> [The tasks]:
a. Identify every phrase that the post on house prices sets off in single quotation marks.
b. Reproduce the post on house prices from "The 'its always" up to and including "the meaning of.", substituting "automation" for "globalisation".

House prices..

The 'its always a struggle' argument is pretty invalid these days ..... back then, we didnt have rampant globalisation and wage inflation surpression coming from lower paid economic migrants and offshoring.

Back in the 70's you could enjoy 15% pay rises that would erode the strain of any mortgages .... who can say we have the same now?

With a billion indian and chinese people all hungry to work harder, faster and better than we are .... where is this wage inflation going to come from to give us the mythical 'housing ladder' people mention all the time, but dont really understand the meaning of.

10 years ago it was possible for someone on a very low wage to buy a small property on a low income multiplier ...... THAT is the situation we need to revert back to, and not one like we have now where todays newly qualified accountants and lawyers cant even afford to buy a 2 up, 2 down in a place where a taxi driver could a decade ago (no that isnt a knock at anyone).

Theres really no point in ever getting angry about the whole thing, or wondering if you've 'missed the boat'. Its just a case of letting economic cycles play out and making your moves at the right time.

> [Data rows]:

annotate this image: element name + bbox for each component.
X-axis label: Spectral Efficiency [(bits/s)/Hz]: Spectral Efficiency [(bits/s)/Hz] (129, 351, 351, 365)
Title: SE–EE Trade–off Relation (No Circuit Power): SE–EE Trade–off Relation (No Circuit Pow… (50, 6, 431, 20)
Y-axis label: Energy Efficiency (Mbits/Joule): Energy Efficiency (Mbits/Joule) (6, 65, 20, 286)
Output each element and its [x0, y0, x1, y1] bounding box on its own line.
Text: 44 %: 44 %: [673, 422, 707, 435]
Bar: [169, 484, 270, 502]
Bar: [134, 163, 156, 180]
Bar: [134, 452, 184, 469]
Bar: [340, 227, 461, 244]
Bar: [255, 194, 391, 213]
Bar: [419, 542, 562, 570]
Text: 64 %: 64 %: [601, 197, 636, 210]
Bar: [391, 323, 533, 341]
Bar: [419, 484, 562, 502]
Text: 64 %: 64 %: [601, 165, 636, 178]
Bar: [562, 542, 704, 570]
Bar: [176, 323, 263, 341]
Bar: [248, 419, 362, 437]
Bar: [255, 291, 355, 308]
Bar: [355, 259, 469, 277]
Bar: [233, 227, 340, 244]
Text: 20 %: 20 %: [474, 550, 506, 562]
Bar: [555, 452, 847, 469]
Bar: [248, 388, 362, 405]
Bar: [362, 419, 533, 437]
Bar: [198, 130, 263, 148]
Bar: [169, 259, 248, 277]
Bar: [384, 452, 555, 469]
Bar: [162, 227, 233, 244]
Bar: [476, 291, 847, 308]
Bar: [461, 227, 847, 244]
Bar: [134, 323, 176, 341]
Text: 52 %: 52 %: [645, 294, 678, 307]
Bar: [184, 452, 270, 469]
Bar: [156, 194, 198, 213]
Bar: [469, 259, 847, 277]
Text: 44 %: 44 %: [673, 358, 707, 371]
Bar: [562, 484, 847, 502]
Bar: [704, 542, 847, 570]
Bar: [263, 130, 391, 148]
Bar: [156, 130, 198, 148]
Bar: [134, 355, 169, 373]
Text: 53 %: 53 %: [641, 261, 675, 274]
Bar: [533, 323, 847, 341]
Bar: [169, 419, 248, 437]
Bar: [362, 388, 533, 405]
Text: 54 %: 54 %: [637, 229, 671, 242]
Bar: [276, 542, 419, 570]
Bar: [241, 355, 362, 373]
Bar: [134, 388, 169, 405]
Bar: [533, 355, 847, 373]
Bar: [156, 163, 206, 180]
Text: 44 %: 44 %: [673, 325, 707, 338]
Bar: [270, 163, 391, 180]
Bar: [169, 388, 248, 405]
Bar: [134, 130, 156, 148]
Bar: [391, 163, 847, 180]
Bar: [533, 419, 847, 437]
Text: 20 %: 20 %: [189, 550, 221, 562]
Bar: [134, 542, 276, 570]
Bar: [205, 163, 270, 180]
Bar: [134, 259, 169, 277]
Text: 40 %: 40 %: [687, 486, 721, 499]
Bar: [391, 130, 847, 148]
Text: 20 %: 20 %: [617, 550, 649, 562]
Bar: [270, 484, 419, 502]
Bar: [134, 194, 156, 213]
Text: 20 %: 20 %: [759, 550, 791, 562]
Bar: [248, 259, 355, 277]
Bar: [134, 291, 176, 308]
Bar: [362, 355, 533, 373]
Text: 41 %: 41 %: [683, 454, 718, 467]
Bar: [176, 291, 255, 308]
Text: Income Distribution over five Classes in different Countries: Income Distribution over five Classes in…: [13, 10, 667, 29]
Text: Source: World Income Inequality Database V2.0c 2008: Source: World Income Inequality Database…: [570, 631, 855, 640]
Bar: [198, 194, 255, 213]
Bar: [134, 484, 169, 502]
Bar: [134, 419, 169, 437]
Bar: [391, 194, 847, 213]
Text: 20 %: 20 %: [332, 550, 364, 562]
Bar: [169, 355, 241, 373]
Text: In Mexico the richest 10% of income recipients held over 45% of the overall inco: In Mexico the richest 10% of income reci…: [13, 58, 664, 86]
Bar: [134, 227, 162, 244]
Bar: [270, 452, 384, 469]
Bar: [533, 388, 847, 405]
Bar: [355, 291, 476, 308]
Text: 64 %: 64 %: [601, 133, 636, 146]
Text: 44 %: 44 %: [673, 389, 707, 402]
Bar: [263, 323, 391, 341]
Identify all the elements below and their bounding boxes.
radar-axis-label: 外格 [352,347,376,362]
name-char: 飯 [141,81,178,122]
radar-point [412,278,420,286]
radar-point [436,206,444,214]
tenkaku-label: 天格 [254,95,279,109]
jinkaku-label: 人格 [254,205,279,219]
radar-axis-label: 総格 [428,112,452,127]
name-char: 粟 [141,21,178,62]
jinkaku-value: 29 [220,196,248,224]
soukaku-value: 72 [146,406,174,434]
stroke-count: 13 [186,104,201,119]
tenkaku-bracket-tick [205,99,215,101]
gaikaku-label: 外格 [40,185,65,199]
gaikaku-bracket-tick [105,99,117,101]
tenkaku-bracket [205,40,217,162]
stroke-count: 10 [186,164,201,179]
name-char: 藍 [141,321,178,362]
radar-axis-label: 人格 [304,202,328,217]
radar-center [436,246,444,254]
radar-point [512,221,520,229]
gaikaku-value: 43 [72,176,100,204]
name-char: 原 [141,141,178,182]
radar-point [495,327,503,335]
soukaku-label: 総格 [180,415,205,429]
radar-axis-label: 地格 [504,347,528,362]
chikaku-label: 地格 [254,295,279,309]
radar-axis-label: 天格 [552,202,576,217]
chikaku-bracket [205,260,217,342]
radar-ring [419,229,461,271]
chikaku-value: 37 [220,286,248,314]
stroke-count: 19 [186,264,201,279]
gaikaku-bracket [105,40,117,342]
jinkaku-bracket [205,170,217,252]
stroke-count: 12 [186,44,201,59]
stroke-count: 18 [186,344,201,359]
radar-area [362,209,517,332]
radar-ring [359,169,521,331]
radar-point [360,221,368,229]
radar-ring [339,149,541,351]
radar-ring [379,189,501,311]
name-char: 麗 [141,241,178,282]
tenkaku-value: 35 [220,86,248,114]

> [Expected responses]:
a.
- 'its always a struggle'
- 'housing ladder'
- 'missed the boat'

b.
The 'its always a struggle' argument is pretty invalid these days ..... back then, we didnt have rampant automation and wage inflation surpression coming from lower paid economic migrants and offshoring.

Back in the 70's you could enjoy 15% pay rises that would erode the strain of any mortgages .... who can say we have the same now?

With a billion indian and chinese people all hungry to work harder, faster and better than we are .... where is this wage inflation going to come from to give us the mythical 'housing ladder' people mention all the time, but dont really understand the meaning of.